Exercise task:
Copy out, from the entries below, each line holding the string "screenshot".

+++ Records for this task +++

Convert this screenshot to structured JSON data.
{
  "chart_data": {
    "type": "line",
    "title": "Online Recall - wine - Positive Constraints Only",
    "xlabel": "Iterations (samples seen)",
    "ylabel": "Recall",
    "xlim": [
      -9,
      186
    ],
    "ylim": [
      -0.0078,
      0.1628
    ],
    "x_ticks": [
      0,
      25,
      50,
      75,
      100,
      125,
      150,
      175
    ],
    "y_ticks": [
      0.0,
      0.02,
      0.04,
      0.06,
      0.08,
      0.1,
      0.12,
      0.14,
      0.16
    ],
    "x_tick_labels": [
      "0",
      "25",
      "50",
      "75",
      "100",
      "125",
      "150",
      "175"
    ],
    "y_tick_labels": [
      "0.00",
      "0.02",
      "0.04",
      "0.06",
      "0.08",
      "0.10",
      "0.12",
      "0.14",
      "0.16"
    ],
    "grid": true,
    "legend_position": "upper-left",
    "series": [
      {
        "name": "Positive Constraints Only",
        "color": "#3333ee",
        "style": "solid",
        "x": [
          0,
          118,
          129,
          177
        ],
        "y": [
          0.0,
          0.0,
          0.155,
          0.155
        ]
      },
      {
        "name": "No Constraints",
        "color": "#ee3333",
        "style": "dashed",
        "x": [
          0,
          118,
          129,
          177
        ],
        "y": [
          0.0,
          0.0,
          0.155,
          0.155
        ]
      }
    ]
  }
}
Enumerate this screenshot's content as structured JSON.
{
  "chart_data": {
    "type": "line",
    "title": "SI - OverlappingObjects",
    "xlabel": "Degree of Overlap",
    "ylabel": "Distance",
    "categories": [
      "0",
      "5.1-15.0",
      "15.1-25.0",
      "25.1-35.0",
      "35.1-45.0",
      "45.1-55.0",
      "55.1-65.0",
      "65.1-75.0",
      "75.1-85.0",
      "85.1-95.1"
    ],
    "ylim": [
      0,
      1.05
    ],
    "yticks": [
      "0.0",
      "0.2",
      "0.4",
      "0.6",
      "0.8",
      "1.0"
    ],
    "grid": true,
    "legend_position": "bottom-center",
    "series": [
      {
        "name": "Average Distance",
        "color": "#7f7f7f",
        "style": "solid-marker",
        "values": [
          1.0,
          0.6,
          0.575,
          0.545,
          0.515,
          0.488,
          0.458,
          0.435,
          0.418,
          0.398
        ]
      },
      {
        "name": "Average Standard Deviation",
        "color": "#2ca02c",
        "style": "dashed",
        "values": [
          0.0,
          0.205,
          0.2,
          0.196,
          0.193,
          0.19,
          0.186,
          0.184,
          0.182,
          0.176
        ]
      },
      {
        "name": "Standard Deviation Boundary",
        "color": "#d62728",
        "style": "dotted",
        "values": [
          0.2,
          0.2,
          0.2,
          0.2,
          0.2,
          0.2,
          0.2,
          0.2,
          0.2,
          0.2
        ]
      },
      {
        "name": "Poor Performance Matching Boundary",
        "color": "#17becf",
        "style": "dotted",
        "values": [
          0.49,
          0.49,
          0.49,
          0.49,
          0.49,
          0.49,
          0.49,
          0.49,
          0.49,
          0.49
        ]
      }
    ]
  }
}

+++

Result:
Convert this screenshot to structured JSON data.
Enumerate this screenshot's content as structured JSON.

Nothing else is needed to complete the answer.